## begin EXTRACTED MATERIAL

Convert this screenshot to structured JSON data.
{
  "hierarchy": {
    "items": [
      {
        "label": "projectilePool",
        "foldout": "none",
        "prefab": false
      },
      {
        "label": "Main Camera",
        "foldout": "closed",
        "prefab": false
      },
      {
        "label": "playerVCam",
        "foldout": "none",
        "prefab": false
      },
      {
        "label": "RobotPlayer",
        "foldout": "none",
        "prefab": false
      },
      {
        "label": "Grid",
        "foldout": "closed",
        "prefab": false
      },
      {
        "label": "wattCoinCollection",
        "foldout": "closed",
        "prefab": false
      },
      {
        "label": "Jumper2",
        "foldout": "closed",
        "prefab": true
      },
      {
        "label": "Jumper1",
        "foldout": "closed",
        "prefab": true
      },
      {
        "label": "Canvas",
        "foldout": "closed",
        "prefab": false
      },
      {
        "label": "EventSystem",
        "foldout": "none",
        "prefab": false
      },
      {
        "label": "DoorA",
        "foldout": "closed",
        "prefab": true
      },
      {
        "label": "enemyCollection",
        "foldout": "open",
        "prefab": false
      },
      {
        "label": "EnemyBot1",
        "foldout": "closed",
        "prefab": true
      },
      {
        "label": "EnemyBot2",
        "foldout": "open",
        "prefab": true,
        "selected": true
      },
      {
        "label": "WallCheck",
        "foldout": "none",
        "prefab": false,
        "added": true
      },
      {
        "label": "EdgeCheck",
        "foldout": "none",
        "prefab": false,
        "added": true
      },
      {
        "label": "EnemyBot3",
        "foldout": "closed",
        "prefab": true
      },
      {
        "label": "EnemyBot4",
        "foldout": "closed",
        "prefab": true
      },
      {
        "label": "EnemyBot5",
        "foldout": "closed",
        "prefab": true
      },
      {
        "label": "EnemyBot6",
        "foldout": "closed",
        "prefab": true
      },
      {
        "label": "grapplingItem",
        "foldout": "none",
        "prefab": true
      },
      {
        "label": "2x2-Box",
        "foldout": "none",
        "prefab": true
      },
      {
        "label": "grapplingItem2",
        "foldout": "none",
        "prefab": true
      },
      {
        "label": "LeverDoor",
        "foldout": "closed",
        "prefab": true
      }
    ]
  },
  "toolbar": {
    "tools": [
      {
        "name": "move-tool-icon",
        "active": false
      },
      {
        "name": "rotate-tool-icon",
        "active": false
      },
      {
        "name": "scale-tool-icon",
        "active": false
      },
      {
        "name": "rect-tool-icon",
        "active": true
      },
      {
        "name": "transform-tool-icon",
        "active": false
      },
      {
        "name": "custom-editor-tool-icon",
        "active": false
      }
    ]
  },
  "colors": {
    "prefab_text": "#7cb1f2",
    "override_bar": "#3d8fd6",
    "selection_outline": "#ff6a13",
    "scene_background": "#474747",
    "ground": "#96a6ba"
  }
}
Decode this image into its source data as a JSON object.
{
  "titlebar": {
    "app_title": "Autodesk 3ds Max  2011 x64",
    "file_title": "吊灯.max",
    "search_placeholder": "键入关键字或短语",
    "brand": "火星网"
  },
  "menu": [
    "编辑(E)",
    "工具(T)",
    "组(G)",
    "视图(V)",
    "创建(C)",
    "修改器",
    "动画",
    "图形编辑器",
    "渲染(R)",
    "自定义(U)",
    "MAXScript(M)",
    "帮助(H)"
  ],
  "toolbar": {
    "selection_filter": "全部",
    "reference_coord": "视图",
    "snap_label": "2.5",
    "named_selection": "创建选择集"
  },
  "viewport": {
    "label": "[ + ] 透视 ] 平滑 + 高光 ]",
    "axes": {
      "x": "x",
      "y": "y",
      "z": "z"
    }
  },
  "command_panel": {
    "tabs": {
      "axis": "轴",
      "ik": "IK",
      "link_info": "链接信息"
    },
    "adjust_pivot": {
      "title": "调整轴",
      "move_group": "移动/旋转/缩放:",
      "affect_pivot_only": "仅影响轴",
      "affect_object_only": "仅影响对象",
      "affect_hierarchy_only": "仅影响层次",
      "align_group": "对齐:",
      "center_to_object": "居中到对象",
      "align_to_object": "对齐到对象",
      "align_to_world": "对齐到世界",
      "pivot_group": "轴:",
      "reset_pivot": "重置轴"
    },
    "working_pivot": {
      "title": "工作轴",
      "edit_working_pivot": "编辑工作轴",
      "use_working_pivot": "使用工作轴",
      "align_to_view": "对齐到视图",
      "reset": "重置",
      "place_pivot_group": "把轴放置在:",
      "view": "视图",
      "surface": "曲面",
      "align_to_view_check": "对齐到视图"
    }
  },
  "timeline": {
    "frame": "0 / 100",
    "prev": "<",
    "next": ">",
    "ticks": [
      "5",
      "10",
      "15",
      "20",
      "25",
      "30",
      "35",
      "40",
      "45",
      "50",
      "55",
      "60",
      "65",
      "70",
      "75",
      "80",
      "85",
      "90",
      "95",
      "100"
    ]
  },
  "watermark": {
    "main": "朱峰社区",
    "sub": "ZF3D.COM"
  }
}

## end EXTRACTED MATERIAL

- SET PROBLEM -
Count each line above in which the string "data" appears, then state only the total.

- ANSWER TO THE PROBLEM -
2